>> Start
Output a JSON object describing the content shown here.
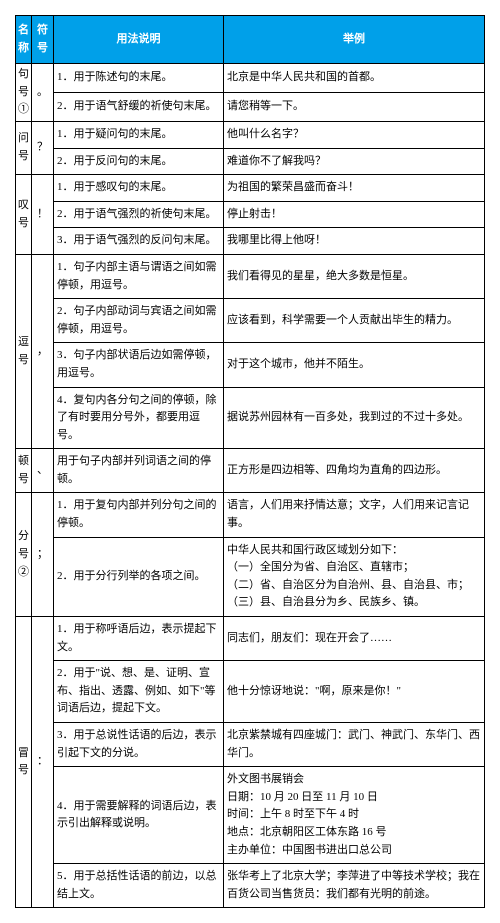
{
  "header": {
    "c1": "名称",
    "c2": "符号",
    "c3": "用法说明",
    "c4": "举例"
  },
  "rows": [
    {
      "name": "句号①",
      "sym": "。",
      "items": [
        {
          "use": "1．用于陈述句的末尾。",
          "ex": "北京是中华人民共和国的首都。"
        },
        {
          "use": "2．用于语气舒缓的祈使句末尾。",
          "ex": "请您稍等一下。"
        }
      ]
    },
    {
      "name": "问号",
      "sym": "？",
      "items": [
        {
          "use": "1．用于疑问句的末尾。",
          "ex": "他叫什么名字？"
        },
        {
          "use": "2．用于反问句的末尾。",
          "ex": "难道你不了解我吗？"
        }
      ]
    },
    {
      "name": "叹号",
      "sym": "！",
      "items": [
        {
          "use": "1．用于感叹句的末尾。",
          "ex": "为祖国的繁荣昌盛而奋斗！"
        },
        {
          "use": "2．用于语气强烈的祈使句末尾。",
          "ex": "停止射击！"
        },
        {
          "use": "3．用于语气强烈的反问句末尾。",
          "ex": "我哪里比得上他呀！"
        }
      ]
    },
    {
      "name": "逗号",
      "sym": "，",
      "items": [
        {
          "use": "1．句子内部主语与谓语之间如需停顿，用逗号。",
          "ex": "我们看得见的星星，绝大多数是恒星。"
        },
        {
          "use": "2．句子内部动词与宾语之间如需停顿，用逗号。",
          "ex": "应该看到，科学需要一个人贡献出毕生的精力。"
        },
        {
          "use": "3．句子内部状语后边如需停顿，用逗号。",
          "ex": "对于这个城市，他并不陌生。"
        },
        {
          "use": "4．复句内各分句之间的停顿，除了有时要用分号外，都要用逗号。",
          "ex": "据说苏州园林有一百多处，我到过的不过十多处。"
        }
      ]
    },
    {
      "name": "顿号",
      "sym": "、",
      "items": [
        {
          "use": "用于句子内部并列词语之间的停顿。",
          "ex": "正方形是四边相等、四角均为直角的四边形。"
        }
      ]
    },
    {
      "name": "分号②",
      "sym": "；",
      "items": [
        {
          "use": "1．用于复句内部并列分句之间的停顿。",
          "ex": "语言，人们用来抒情达意；文字，人们用来记言记事。"
        },
        {
          "use": "2．用于分行列举的各项之间。",
          "ex": "中华人民共和国行政区域划分如下：\n（一）全国分为省、自治区、直辖市；\n（二）省、自治区分为自治州、县、自治县、市；\n（三）县、自治县分为乡、民族乡、镇。"
        }
      ]
    },
    {
      "name": "冒号",
      "sym": "：",
      "items": [
        {
          "use": "1．用于称呼语后边，表示提起下文。",
          "ex": "同志们，朋友们：现在开会了……"
        },
        {
          "use": "2．用于\"说、想、是、证明、宣布、指出、透露、例如、如下\"等词语后边，提起下文。",
          "ex": "他十分惊讶地说：\"啊，原来是你！\""
        },
        {
          "use": "3．用于总说性话语的后边，表示引起下文的分说。",
          "ex": "北京紫禁城有四座城门：武门、神武门、东华门、西华门。"
        },
        {
          "use": "4．用于需要解释的词语后边，表示引出解释或说明。",
          "ex": "外文图书展销会\n日期：10 月 20 日至 11 月 10 日\n时间：上午 8 时至下午 4 时\n地点：北京朝阳区工体东路 16 号\n主办单位：中国图书进出口总公司"
        },
        {
          "use": "5．用于总括性话语的前边，以总结上文。",
          "ex": "张华考上了北京大学；李萍进了中等技术学校；我在百货公司当售货员：我们都有光明的前途。"
        }
      ]
    }
  ]
}
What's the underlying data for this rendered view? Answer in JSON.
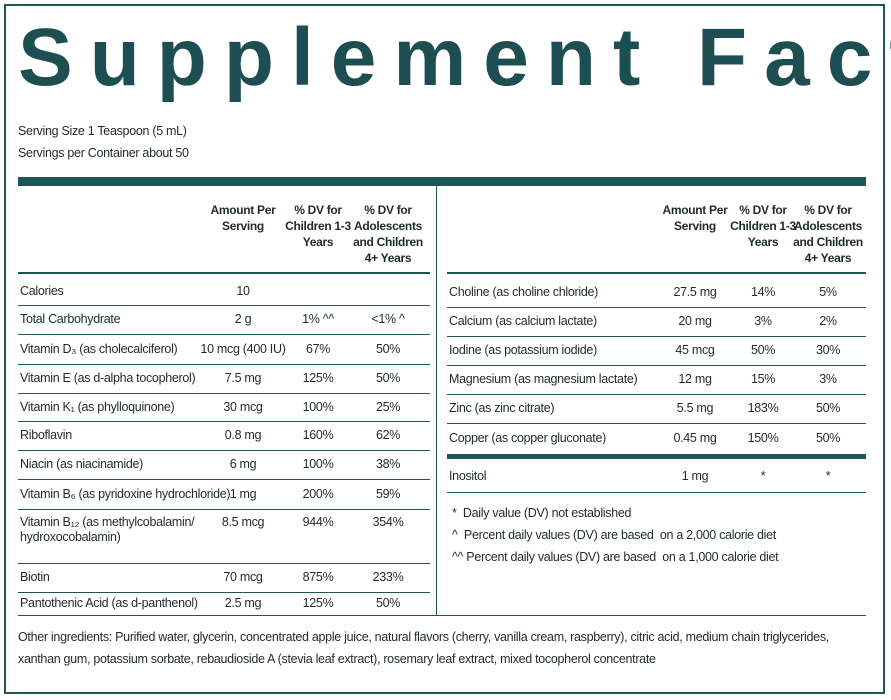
>> End
TASK - Using the entries above, find all lines with "JSON". Copy them.

SOLUTION TO THE EXERCISE -
Output a JSON object describing the content shown here.
What's the underlying data for this rendered view? Answer in JSON.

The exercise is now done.